• [Objective]:
Find and copy each line of the records where the string "Aracil" shows up.

• [Listing]:
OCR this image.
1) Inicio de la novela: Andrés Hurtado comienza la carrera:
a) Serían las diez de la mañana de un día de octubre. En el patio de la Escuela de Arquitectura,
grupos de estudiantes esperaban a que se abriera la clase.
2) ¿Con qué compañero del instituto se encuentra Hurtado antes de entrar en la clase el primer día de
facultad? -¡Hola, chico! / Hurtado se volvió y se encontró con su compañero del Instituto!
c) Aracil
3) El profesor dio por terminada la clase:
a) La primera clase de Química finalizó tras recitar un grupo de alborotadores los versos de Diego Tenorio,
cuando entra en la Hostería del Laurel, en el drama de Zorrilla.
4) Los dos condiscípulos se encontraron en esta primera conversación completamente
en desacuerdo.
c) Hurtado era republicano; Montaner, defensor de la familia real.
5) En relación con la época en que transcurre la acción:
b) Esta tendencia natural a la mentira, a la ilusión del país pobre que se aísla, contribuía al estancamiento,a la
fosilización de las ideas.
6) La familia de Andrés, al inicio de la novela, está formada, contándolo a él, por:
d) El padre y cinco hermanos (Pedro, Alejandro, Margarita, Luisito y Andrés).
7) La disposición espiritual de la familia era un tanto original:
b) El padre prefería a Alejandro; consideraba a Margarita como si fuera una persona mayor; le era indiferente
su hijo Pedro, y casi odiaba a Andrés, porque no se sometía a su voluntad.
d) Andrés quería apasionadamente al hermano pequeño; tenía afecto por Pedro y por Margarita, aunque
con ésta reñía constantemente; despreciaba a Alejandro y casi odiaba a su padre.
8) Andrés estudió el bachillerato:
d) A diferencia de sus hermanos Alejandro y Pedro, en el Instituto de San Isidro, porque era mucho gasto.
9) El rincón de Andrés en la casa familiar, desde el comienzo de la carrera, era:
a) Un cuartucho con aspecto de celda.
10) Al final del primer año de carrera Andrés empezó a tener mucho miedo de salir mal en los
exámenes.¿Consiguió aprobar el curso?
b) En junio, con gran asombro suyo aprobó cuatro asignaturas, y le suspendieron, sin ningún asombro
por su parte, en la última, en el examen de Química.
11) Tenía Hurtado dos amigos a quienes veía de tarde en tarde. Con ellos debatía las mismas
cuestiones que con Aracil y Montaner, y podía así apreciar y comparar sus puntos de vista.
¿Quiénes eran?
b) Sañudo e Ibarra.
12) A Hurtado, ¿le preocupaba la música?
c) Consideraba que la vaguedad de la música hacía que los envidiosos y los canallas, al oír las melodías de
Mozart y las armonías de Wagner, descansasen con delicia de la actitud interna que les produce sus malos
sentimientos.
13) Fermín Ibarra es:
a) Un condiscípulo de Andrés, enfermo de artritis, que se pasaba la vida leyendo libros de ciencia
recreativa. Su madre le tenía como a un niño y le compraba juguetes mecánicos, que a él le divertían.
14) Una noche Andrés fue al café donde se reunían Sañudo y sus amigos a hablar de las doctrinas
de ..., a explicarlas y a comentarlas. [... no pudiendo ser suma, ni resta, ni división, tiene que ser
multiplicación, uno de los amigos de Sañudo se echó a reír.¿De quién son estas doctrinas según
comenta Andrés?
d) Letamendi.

• [Worked solution]:
c) Aracil
cuestiones que con Aracil y Montaner, y podía así apreciar y comparar sus puntos de vista.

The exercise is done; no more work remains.